Take the material below and retype it in full; pictures are left out.

## Start RAW RECORDS

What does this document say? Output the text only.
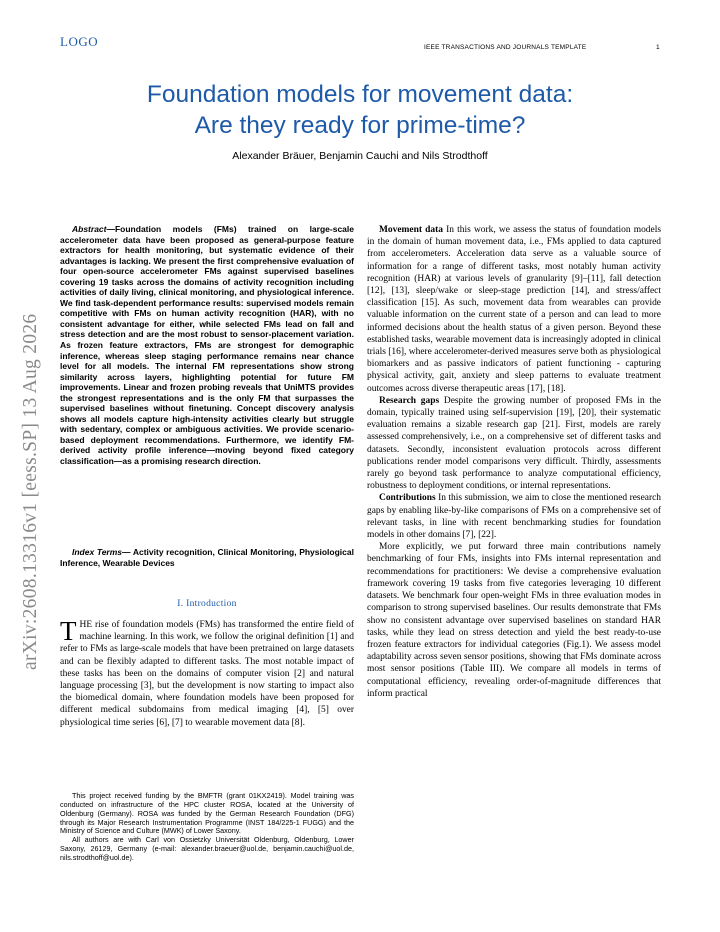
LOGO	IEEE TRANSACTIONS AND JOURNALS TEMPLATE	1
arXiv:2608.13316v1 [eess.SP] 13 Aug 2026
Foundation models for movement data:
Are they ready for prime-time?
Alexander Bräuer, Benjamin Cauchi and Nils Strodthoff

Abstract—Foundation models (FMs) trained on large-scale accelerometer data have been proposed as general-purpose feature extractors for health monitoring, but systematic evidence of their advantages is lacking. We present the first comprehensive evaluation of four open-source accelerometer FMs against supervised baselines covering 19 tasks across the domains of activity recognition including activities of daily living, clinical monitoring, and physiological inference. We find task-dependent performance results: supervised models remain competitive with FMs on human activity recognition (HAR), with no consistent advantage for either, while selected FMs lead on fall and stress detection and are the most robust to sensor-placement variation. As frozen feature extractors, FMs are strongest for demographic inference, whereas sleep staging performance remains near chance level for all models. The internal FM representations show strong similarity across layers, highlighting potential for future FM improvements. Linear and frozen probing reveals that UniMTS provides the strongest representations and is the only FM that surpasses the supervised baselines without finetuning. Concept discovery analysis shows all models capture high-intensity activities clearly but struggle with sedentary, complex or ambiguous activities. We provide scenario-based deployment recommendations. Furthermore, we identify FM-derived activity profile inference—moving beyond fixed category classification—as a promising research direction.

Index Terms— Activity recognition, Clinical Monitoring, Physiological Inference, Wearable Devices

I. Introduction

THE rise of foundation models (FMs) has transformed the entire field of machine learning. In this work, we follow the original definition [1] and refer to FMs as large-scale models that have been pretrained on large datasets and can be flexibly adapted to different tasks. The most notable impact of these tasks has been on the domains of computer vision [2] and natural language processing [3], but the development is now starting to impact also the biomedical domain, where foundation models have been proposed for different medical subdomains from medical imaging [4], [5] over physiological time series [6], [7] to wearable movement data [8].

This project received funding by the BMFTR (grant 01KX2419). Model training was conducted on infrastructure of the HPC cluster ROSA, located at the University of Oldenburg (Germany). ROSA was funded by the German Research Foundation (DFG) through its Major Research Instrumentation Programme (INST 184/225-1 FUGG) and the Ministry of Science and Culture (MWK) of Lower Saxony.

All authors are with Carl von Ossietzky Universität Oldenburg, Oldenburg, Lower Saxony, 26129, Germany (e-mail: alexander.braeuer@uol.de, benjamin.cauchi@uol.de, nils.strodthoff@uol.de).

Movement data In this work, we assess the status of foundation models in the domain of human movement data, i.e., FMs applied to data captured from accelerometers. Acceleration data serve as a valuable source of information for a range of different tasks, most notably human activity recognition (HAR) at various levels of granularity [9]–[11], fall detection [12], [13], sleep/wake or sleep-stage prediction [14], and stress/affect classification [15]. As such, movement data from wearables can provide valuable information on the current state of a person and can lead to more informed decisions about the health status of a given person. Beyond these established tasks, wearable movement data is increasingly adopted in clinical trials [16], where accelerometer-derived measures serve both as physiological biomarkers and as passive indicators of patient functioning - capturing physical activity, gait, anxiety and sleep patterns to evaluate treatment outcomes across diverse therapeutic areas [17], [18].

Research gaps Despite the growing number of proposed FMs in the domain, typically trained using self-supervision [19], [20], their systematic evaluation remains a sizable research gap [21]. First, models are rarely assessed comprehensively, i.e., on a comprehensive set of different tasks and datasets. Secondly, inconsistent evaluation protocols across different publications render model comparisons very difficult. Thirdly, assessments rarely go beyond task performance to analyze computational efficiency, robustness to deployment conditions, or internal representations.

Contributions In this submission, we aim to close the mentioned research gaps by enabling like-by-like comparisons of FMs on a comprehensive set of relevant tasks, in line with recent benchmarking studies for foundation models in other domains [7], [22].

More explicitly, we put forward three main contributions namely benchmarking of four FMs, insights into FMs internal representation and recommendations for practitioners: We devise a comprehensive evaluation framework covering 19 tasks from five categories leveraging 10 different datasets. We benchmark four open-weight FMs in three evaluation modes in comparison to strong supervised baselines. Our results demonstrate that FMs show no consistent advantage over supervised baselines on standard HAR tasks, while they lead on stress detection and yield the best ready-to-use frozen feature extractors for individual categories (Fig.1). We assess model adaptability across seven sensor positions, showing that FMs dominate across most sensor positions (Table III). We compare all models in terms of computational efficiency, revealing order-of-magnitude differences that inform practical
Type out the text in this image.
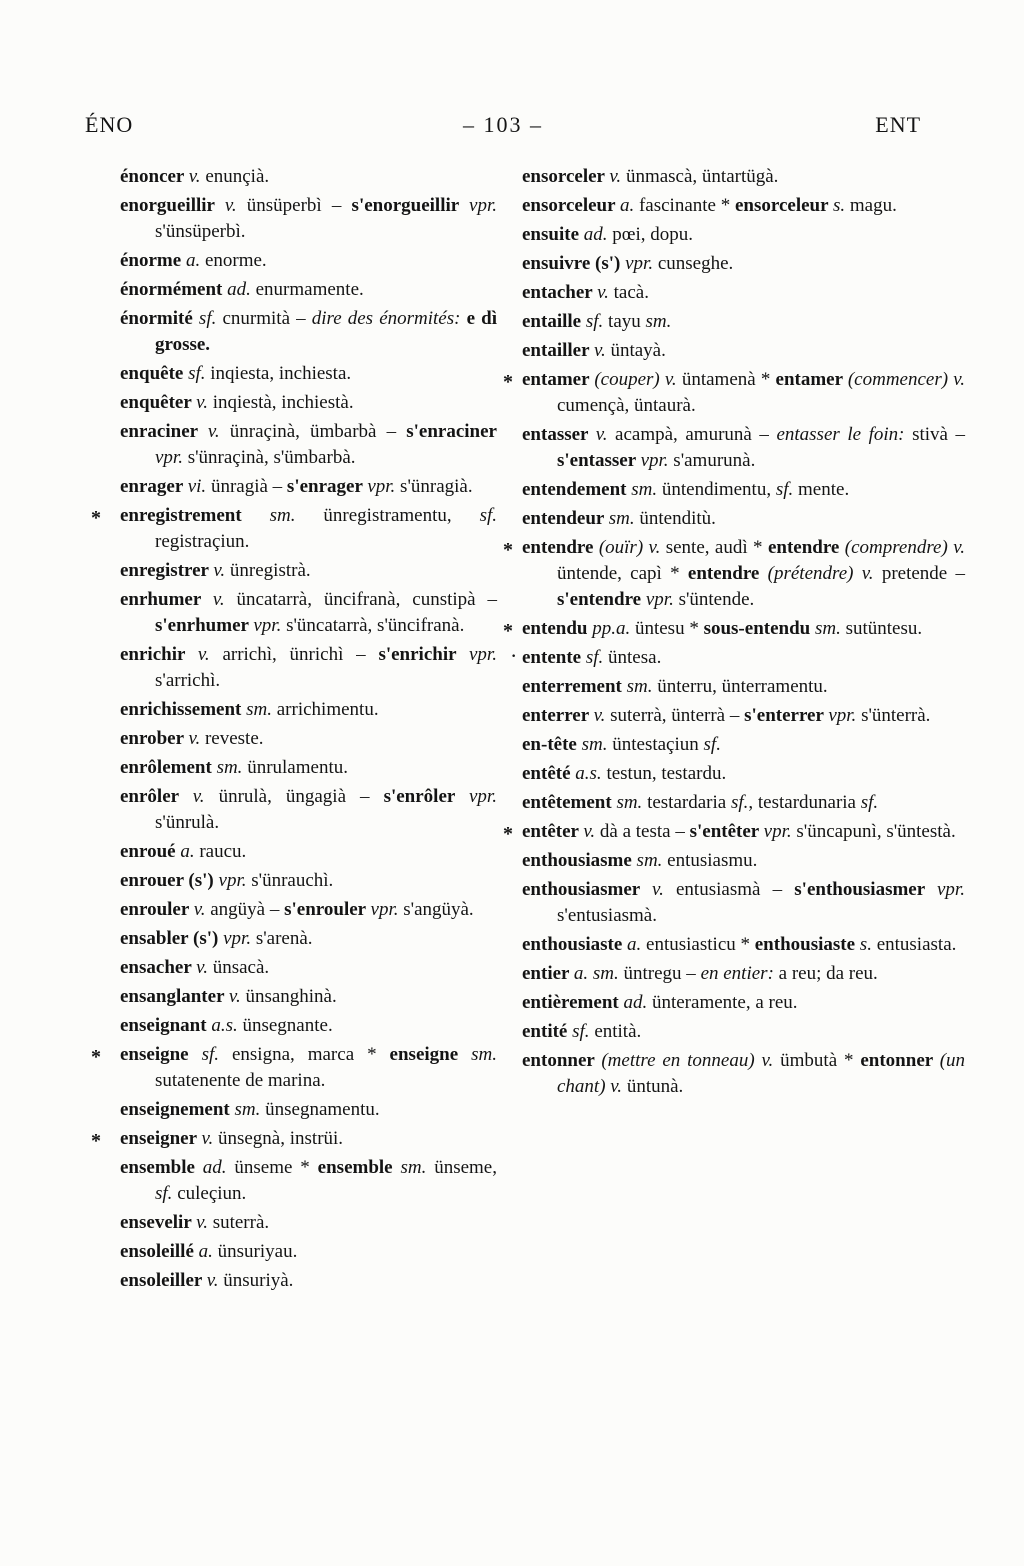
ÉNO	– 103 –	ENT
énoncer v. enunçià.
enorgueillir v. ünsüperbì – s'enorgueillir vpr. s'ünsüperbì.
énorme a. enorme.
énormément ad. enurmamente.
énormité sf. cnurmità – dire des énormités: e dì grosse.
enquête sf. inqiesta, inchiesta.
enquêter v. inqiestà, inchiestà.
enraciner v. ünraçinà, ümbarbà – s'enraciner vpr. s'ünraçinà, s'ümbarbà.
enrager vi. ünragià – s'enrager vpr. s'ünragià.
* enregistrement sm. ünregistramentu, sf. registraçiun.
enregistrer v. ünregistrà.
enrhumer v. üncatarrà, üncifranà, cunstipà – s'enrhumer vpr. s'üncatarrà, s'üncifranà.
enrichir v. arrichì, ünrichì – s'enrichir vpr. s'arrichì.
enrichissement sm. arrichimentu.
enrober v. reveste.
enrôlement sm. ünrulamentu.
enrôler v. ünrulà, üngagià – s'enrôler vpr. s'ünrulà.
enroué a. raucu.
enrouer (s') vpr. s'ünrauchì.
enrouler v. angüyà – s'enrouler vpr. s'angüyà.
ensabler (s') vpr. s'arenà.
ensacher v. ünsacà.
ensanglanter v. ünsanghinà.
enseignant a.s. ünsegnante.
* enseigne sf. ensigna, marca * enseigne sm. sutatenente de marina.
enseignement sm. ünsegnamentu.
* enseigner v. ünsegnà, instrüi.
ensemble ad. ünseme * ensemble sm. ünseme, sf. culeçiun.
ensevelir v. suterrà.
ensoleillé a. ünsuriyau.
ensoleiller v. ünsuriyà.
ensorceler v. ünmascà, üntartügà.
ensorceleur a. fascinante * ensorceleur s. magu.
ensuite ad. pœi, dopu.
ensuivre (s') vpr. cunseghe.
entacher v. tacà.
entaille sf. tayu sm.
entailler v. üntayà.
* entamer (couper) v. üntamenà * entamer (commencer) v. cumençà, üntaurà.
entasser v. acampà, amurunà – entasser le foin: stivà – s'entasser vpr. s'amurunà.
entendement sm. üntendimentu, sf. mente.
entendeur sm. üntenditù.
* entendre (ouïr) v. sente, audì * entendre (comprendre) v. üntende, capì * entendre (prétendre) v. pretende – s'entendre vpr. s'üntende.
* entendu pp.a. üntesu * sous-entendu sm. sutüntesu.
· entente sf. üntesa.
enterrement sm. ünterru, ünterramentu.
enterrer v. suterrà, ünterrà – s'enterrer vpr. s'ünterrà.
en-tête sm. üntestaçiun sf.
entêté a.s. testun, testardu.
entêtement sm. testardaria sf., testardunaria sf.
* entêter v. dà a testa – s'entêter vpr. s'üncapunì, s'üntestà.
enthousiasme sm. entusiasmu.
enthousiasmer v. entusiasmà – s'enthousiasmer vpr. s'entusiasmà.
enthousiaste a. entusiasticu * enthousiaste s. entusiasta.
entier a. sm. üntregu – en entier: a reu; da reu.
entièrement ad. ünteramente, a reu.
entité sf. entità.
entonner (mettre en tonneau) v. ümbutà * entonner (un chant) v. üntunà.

## End RAW RECORDS

OUTPUT OF THE TASK:
What does this document say? Output the text only.
LOGO	IEEE TRANSACTIONS AND JOURNALS TEMPLATE	1
arXiv:2608.13316v1 [eess.SP] 13 Aug 2026
Foundation models for movement data:
Are they ready for prime-time?
Alexander Bräuer, Benjamin Cauchi and Nils Strodthoff

Abstract—Foundation models (FMs) trained on large-scale accelerometer data have been proposed as general-purpose feature extractors for health monitoring, but systematic evidence of their advantages is lacking. We present the first comprehensive evaluation of four open-source accelerometer FMs against supervised baselines covering 19 tasks across the domains of activity recognition including activities of daily living, clinical monitoring, and physiological inference. We find task-dependent performance results: supervised models remain competitive with FMs on human activity recognition (HAR), with no consistent advantage for either, while selected FMs lead on fall and stress detection and are the most robust to sensor-placement variation. As frozen feature extractors, FMs are strongest for demographic inference, whereas sleep staging performance remains near chance level for all models. The internal FM representations show strong similarity across layers, highlighting potential for future FM improvements. Linear and frozen probing reveals that UniMTS provides the strongest representations and is the only FM that surpasses the supervised baselines without finetuning. Concept discovery analysis shows all models capture high-intensity activities clearly but struggle with sedentary, complex or ambiguous activities. We provide scenario-based deployment recommendations. Furthermore, we identify FM-derived activity profile inference—moving beyond fixed category classification—as a promising research direction.

Index Terms— Activity recognition, Clinical Monitoring, Physiological Inference, Wearable Devices

I. Introduction

THE rise of foundation models (FMs) has transformed the entire field of machine learning. In this work, we follow the original definition [1] and refer to FMs as large-scale models that have been pretrained on large datasets and can be flexibly adapted to different tasks. The most notable impact of these tasks has been on the domains of computer vision [2] and natural language processing [3], but the development is now starting to impact also the biomedical domain, where foundation models have been proposed for different medical subdomains from medical imaging [4], [5] over physiological time series [6], [7] to wearable movement data [8].

This project received funding by the BMFTR (grant 01KX2419). Model training was conducted on infrastructure of the HPC cluster ROSA, located at the University of Oldenburg (Germany). ROSA was funded by the German Research Foundation (DFG) through its Major Research Instrumentation Programme (INST 184/225-1 FUGG) and the Ministry of Science and Culture (MWK) of Lower Saxony.

All authors are with Carl von Ossietzky Universität Oldenburg, Oldenburg, Lower Saxony, 26129, Germany (e-mail: alexander.braeuer@uol.de, benjamin.cauchi@uol.de, nils.strodthoff@uol.de).

Movement data In this work, we assess the status of foundation models in the domain of human movement data, i.e., FMs applied to data captured from accelerometers. Acceleration data serve as a valuable source of information for a range of different tasks, most notably human activity recognition (HAR) at various levels of granularity [9]–[11], fall detection [12], [13], sleep/wake or sleep-stage prediction [14], and stress/affect classification [15]. As such, movement data from wearables can provide valuable information on the current state of a person and can lead to more informed decisions about the health status of a given person. Beyond these established tasks, wearable movement data is increasingly adopted in clinical trials [16], where accelerometer-derived measures serve both as physiological biomarkers and as passive indicators of patient functioning - capturing physical activity, gait, anxiety and sleep patterns to evaluate treatment outcomes across diverse therapeutic areas [17], [18].

Research gaps Despite the growing number of proposed FMs in the domain, typically trained using self-supervision [19], [20], their systematic evaluation remains a sizable research gap [21]. First, models are rarely assessed comprehensively, i.e., on a comprehensive set of different tasks and datasets. Secondly, inconsistent evaluation protocols across different publications render model comparisons very difficult. Thirdly, assessments rarely go beyond task performance to analyze computational efficiency, robustness to deployment conditions, or internal representations.

Contributions In this submission, we aim to close the mentioned research gaps by enabling like-by-like comparisons of FMs on a comprehensive set of relevant tasks, in line with recent benchmarking studies for foundation models in other domains [7], [22].

More explicitly, we put forward three main contributions namely benchmarking of four FMs, insights into FMs internal representation and recommendations for practitioners: We devise a comprehensive evaluation framework covering 19 tasks from five categories leveraging 10 different datasets. We benchmark four open-weight FMs in three evaluation modes in comparison to strong supervised baselines. Our results demonstrate that FMs show no consistent advantage over supervised baselines on standard HAR tasks, while they lead on stress detection and yield the best ready-to-use frozen feature extractors for individual categories (Fig.1). We assess model adaptability across seven sensor positions, showing that FMs dominate across most sensor positions (Table III). We compare all models in terms of computational efficiency, revealing order-of-magnitude differences that inform practical
Type out the text in this image.
ÉNO	– 103 –	ENT
énoncer v. enunçià.
enorgueillir v. ünsüperbì – s'enorgueillir vpr. s'ünsüperbì.
énorme a. enorme.
énormément ad. enurmamente.
énormité sf. cnurmità – dire des énormités: e dì grosse.
enquête sf. inqiesta, inchiesta.
enquêter v. inqiestà, inchiestà.
enraciner v. ünraçinà, ümbarbà – s'enraciner vpr. s'ünraçinà, s'ümbarbà.
enrager vi. ünragià – s'enrager vpr. s'ünragià.
* enregistrement sm. ünregistramentu, sf. registraçiun.
enregistrer v. ünregistrà.
enrhumer v. üncatarrà, üncifranà, cunstipà – s'enrhumer vpr. s'üncatarrà, s'üncifranà.
enrichir v. arrichì, ünrichì – s'enrichir vpr. s'arrichì.
enrichissement sm. arrichimentu.
enrober v. reveste.
enrôlement sm. ünrulamentu.
enrôler v. ünrulà, üngagià – s'enrôler vpr. s'ünrulà.
enroué a. raucu.
enrouer (s') vpr. s'ünrauchì.
enrouler v. angüyà – s'enrouler vpr. s'angüyà.
ensabler (s') vpr. s'arenà.
ensacher v. ünsacà.
ensanglanter v. ünsanghinà.
enseignant a.s. ünsegnante.
* enseigne sf. ensigna, marca * enseigne sm. sutatenente de marina.
enseignement sm. ünsegnamentu.
* enseigner v. ünsegnà, instrüi.
ensemble ad. ünseme * ensemble sm. ünseme, sf. culeçiun.
ensevelir v. suterrà.
ensoleillé a. ünsuriyau.
ensoleiller v. ünsuriyà.
ensorceler v. ünmascà, üntartügà.
ensorceleur a. fascinante * ensorceleur s. magu.
ensuite ad. pœi, dopu.
ensuivre (s') vpr. cunseghe.
entacher v. tacà.
entaille sf. tayu sm.
entailler v. üntayà.
* entamer (couper) v. üntamenà * entamer (commencer) v. cumençà, üntaurà.
entasser v. acampà, amurunà – entasser le foin: stivà – s'entasser vpr. s'amurunà.
entendement sm. üntendimentu, sf. mente.
entendeur sm. üntenditù.
* entendre (ouïr) v. sente, audì * entendre (comprendre) v. üntende, capì * entendre (prétendre) v. pretende – s'entendre vpr. s'üntende.
* entendu pp.a. üntesu * sous-entendu sm. sutüntesu.
· entente sf. üntesa.
enterrement sm. ünterru, ünterramentu.
enterrer v. suterrà, ünterrà – s'enterrer vpr. s'ünterrà.
en-tête sm. üntestaçiun sf.
entêté a.s. testun, testardu.
entêtement sm. testardaria sf., testardunaria sf.
* entêter v. dà a testa – s'entêter vpr. s'üncapunì, s'üntestà.
enthousiasme sm. entusiasmu.
enthousiasmer v. entusiasmà – s'enthousiasmer vpr. s'entusiasmà.
enthousiaste a. entusiasticu * enthousiaste s. entusiasta.
entier a. sm. üntregu – en entier: a reu; da reu.
entièrement ad. ünteramente, a reu.
entité sf. entità.
entonner (mettre en tonneau) v. ümbutà * entonner (un chant) v. üntunà.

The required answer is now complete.